Task brief: Transcribe every entry word for word, but skip the images.

Data:

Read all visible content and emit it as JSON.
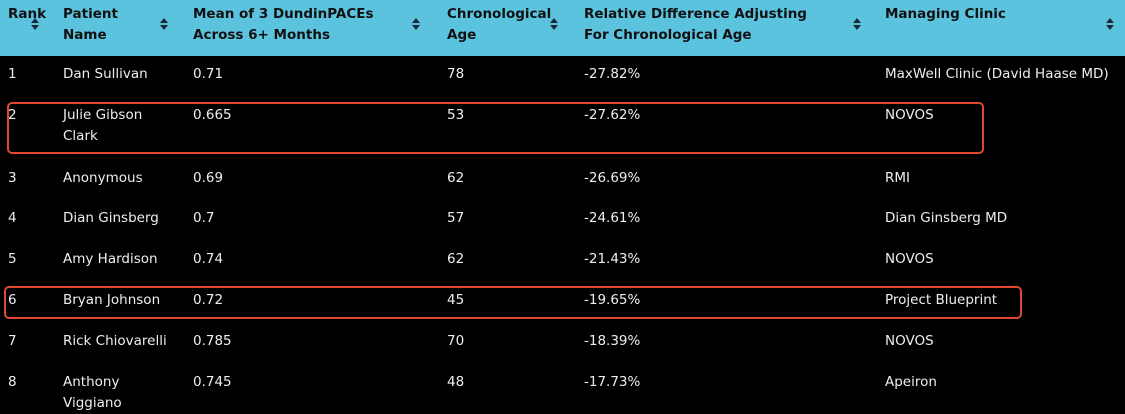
{
  "table": {
    "headers": [
      "Rank",
      "Patient Name",
      "Mean of 3 DundinPACEs Across 6+ Months",
      "Chronological Age",
      "Relative Difference Adjusting For Chronological Age",
      "Managing Clinic"
    ],
    "rows": [
      [
        "1",
        "Dan Sullivan",
        "0.71",
        "78",
        "-27.82%",
        "MaxWell Clinic (David Haase MD)"
      ],
      [
        "2",
        "Julie Gibson Clark",
        "0.665",
        "53",
        "-27.62%",
        "NOVOS"
      ],
      [
        "3",
        "Anonymous",
        "0.69",
        "62",
        "-26.69%",
        "RMI"
      ],
      [
        "4",
        "Dian Ginsberg",
        "0.7",
        "57",
        "-24.61%",
        "Dian Ginsberg MD"
      ],
      [
        "5",
        "Amy Hardison",
        "0.74",
        "62",
        "-21.43%",
        "NOVOS"
      ],
      [
        "6",
        "Bryan Johnson",
        "0.72",
        "45",
        "-19.65%",
        "Project Blueprint"
      ],
      [
        "7",
        "Rick Chiovarelli",
        "0.785",
        "70",
        "-18.39%",
        "NOVOS"
      ],
      [
        "8",
        "Anthony Viggiano",
        "0.745",
        "48",
        "-17.73%",
        "Apeiron"
      ]
    ]
  }
}
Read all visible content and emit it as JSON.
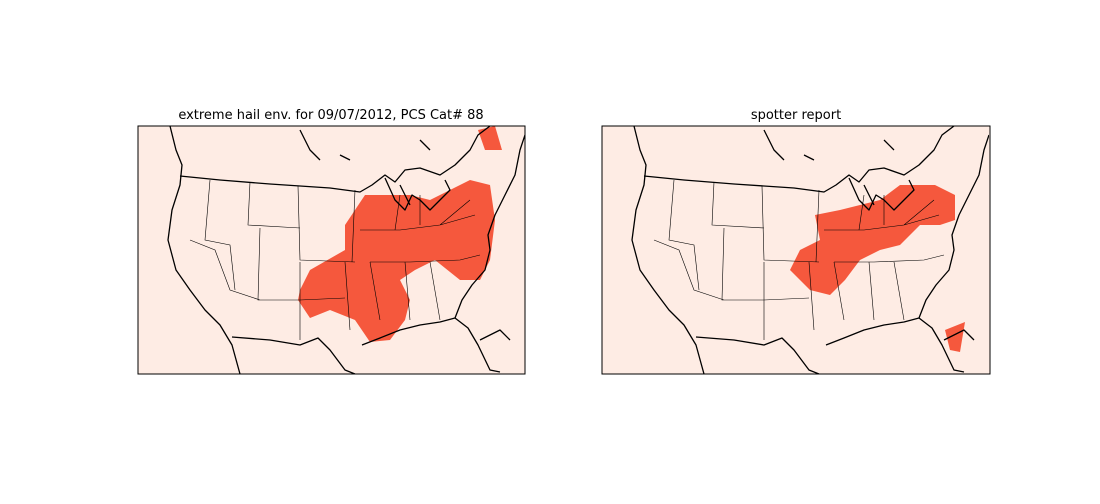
{
  "panels": [
    {
      "title": "extreme hail env. for 09/07/2012, PCS Cat# 88"
    },
    {
      "title": "spotter report"
    }
  ]
}
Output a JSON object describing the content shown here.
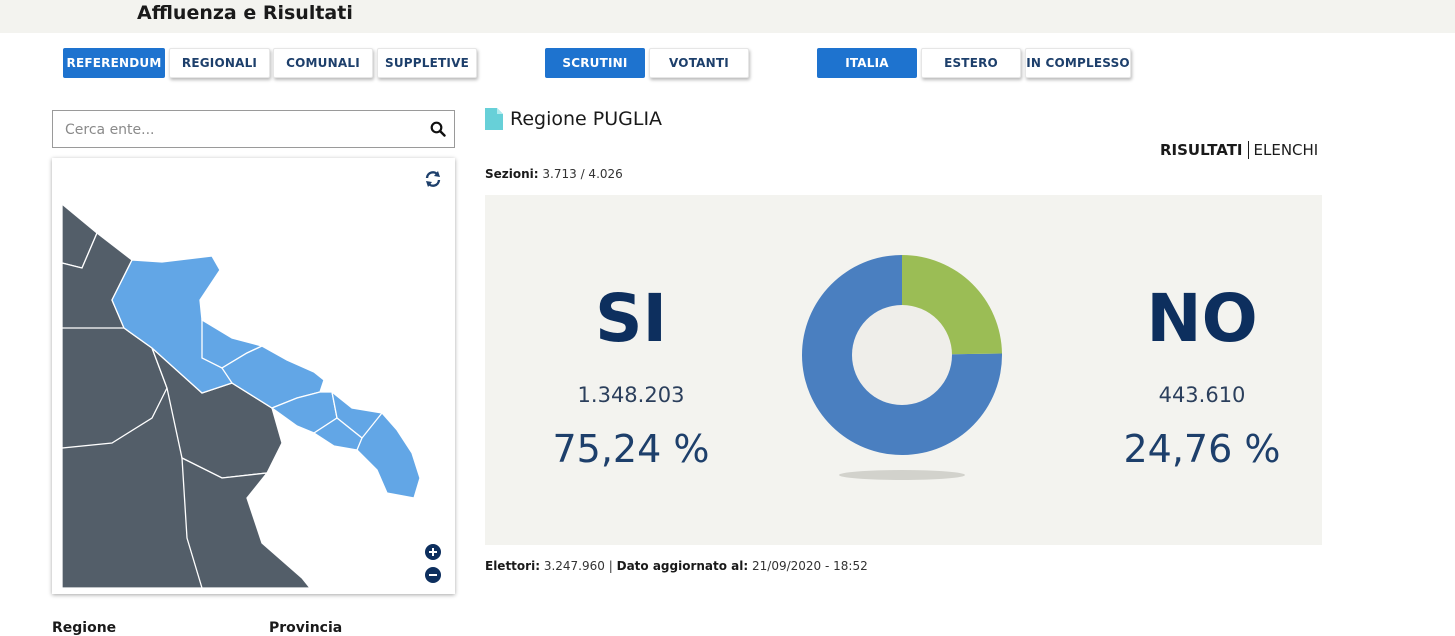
{
  "header": {
    "title": "Affluenza e Risultati"
  },
  "nav": {
    "type_tabs": [
      "REFERENDUM",
      "REGIONALI",
      "COMUNALI",
      "SUPPLETIVE"
    ],
    "mode_tabs": [
      "SCRUTINI",
      "VOTANTI"
    ],
    "scope_tabs": [
      "ITALIA",
      "ESTERO",
      "IN COMPLESSO"
    ],
    "active": {
      "type": "REFERENDUM",
      "mode": "SCRUTINI",
      "scope": "ITALIA"
    }
  },
  "search": {
    "placeholder": "Cerca ente...",
    "value": ""
  },
  "map": {
    "icons": [
      "refresh-icon",
      "zoom-in-icon",
      "zoom-out-icon"
    ]
  },
  "list_headers": {
    "regione": "Regione",
    "provincia": "Provincia"
  },
  "region": {
    "title": "Regione PUGLIA"
  },
  "view_tabs": {
    "risultati": "RISULTATI",
    "elenchi": "ELENCHI"
  },
  "sezioni": {
    "label": "Sezioni:",
    "value": "3.713 / 4.026"
  },
  "results": {
    "si": {
      "label": "SI",
      "votes": "1.348.203",
      "percent": "75,24 %",
      "fraction": 0.7524
    },
    "no": {
      "label": "NO",
      "votes": "443.610",
      "percent": "24,76 %",
      "fraction": 0.2476
    }
  },
  "footer": {
    "elettori_label": "Elettori:",
    "elettori_value": "3.247.960",
    "separator": "|",
    "updated_label": "Dato aggiornato al:",
    "updated_value": "21/09/2020 - 18:52"
  },
  "colors": {
    "active_button": "#1e73cf",
    "si_slice": "#4a7fc0",
    "no_slice": "#9bbd55",
    "map_selected": "#62a6e6",
    "map_other": "#535e69",
    "doc_icon": "#67d0d8"
  }
}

Output of the task:
Read all visible content and emit it as JSON.
{
  "table": {
    "headers": [
      "Rank",
      "Patient Name",
      "Mean of 3 DundinPACEs Across 6+ Months",
      "Chronological Age",
      "Relative Difference Adjusting For Chronological Age",
      "Managing Clinic"
    ],
    "rows": [
      [
        "1",
        "Dan Sullivan",
        "0.71",
        "78",
        "-27.82%",
        "MaxWell Clinic (David Haase MD)"
      ],
      [
        "2",
        "Julie Gibson Clark",
        "0.665",
        "53",
        "-27.62%",
        "NOVOS"
      ],
      [
        "3",
        "Anonymous",
        "0.69",
        "62",
        "-26.69%",
        "RMI"
      ],
      [
        "4",
        "Dian Ginsberg",
        "0.7",
        "57",
        "-24.61%",
        "Dian Ginsberg MD"
      ],
      [
        "5",
        "Amy Hardison",
        "0.74",
        "62",
        "-21.43%",
        "NOVOS"
      ],
      [
        "6",
        "Bryan Johnson",
        "0.72",
        "45",
        "-19.65%",
        "Project Blueprint"
      ],
      [
        "7",
        "Rick Chiovarelli",
        "0.785",
        "70",
        "-18.39%",
        "NOVOS"
      ],
      [
        "8",
        "Anthony Viggiano",
        "0.745",
        "48",
        "-17.73%",
        "Apeiron"
      ]
    ]
  }
}
Read all visible content and emit it as JSON.
{
  "panels": [
    {
      "title": "extreme hail env. for 09/07/2012, PCS Cat# 88"
    },
    {
      "title": "spotter report"
    }
  ]
}
Output a JSON object describing the content shown here.
{
  "header": {
    "title": "Affluenza e Risultati"
  },
  "nav": {
    "type_tabs": [
      "REFERENDUM",
      "REGIONALI",
      "COMUNALI",
      "SUPPLETIVE"
    ],
    "mode_tabs": [
      "SCRUTINI",
      "VOTANTI"
    ],
    "scope_tabs": [
      "ITALIA",
      "ESTERO",
      "IN COMPLESSO"
    ],
    "active": {
      "type": "REFERENDUM",
      "mode": "SCRUTINI",
      "scope": "ITALIA"
    }
  },
  "search": {
    "placeholder": "Cerca ente...",
    "value": ""
  },
  "map": {
    "icons": [
      "refresh-icon",
      "zoom-in-icon",
      "zoom-out-icon"
    ]
  },
  "list_headers": {
    "regione": "Regione",
    "provincia": "Provincia"
  },
  "region": {
    "title": "Regione PUGLIA"
  },
  "view_tabs": {
    "risultati": "RISULTATI",
    "elenchi": "ELENCHI"
  },
  "sezioni": {
    "label": "Sezioni:",
    "value": "3.713 / 4.026"
  },
  "results": {
    "si": {
      "label": "SI",
      "votes": "1.348.203",
      "percent": "75,24 %",
      "fraction": 0.7524
    },
    "no": {
      "label": "NO",
      "votes": "443.610",
      "percent": "24,76 %",
      "fraction": 0.2476
    }
  },
  "footer": {
    "elettori_label": "Elettori:",
    "elettori_value": "3.247.960",
    "separator": "|",
    "updated_label": "Dato aggiornato al:",
    "updated_value": "21/09/2020 - 18:52"
  },
  "colors": {
    "active_button": "#1e73cf",
    "si_slice": "#4a7fc0",
    "no_slice": "#9bbd55",
    "map_selected": "#62a6e6",
    "map_other": "#535e69",
    "doc_icon": "#67d0d8"
  }
}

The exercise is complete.